→ **AIM OF THE TASK**
Work out how many lines in the listing below include the word "text"; answer with the number alone.

[Start of PROVIDED ENTRIES]

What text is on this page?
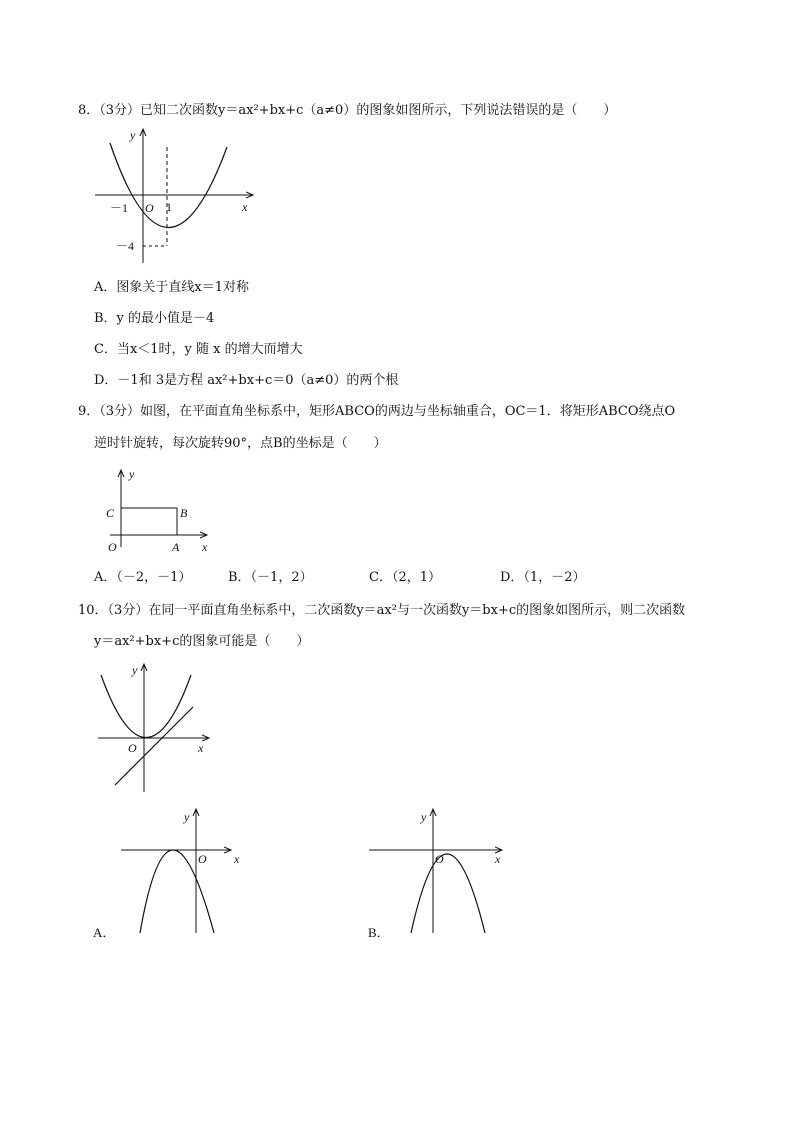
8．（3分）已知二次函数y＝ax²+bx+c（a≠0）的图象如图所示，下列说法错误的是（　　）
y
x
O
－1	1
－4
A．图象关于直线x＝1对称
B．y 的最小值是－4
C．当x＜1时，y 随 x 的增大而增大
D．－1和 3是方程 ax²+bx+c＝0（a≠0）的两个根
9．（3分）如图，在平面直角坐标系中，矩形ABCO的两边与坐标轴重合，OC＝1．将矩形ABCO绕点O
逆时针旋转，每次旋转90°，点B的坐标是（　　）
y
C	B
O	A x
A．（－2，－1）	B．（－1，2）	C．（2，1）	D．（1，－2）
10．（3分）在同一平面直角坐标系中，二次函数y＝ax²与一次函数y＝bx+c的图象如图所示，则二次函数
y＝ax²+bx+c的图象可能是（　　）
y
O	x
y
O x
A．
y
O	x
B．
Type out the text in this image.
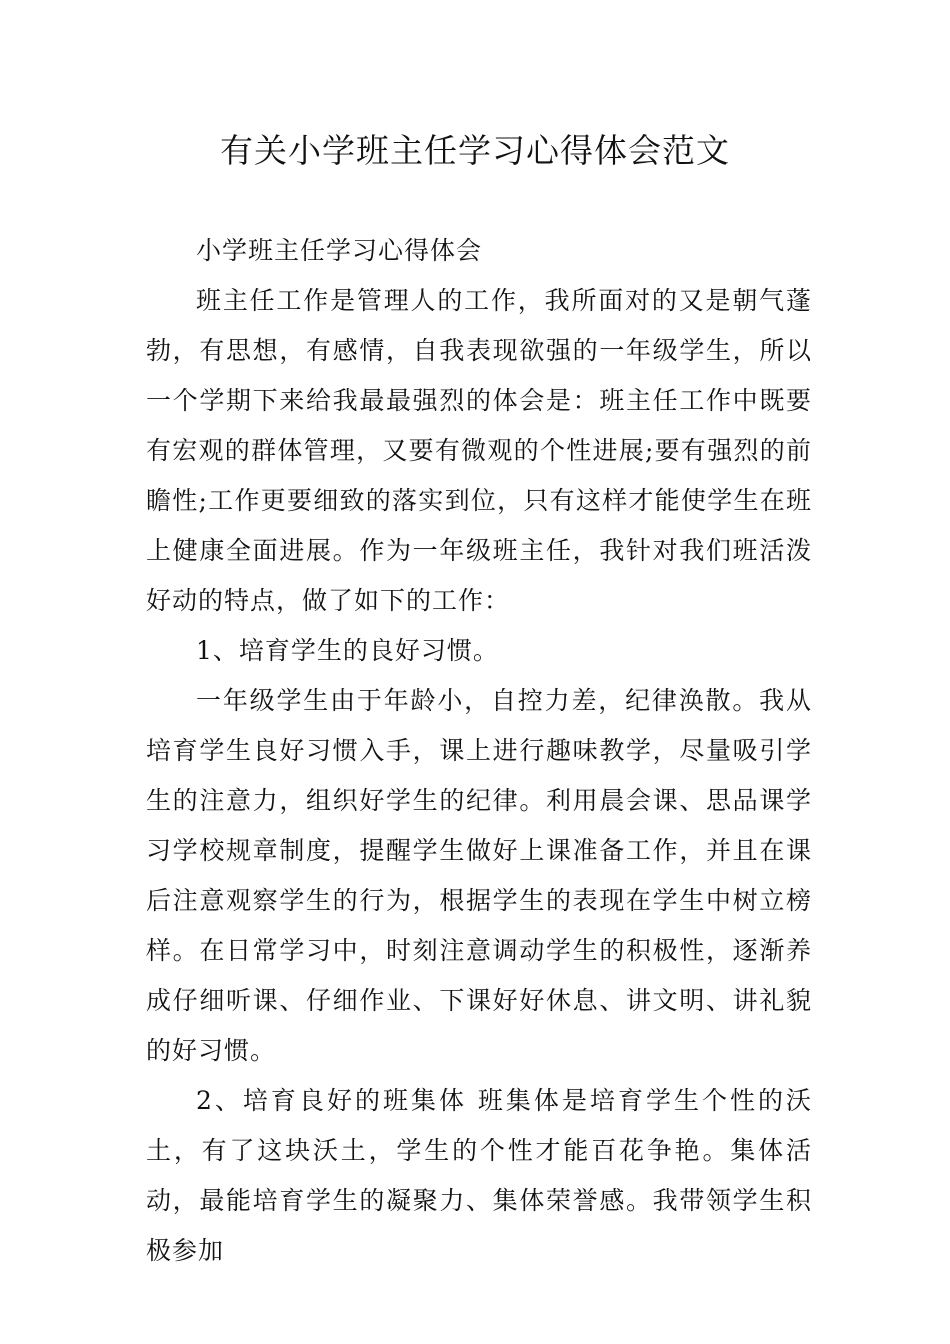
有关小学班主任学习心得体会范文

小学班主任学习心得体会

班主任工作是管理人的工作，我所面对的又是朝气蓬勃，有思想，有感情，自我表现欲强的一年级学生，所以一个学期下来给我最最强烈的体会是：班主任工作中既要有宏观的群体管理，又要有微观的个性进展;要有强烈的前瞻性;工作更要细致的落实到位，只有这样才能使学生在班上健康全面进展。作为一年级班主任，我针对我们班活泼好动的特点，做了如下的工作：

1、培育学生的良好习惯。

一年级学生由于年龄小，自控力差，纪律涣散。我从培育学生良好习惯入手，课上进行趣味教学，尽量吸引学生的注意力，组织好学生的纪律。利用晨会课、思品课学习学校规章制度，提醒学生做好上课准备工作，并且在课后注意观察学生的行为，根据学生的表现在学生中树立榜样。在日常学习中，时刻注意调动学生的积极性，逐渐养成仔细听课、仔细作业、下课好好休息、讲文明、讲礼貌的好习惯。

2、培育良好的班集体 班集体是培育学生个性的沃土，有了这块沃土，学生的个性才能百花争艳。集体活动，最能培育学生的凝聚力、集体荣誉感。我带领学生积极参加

[End of PROVIDED ENTRIES]

→ **SOLUTION FOR THIS EXERCISE**
2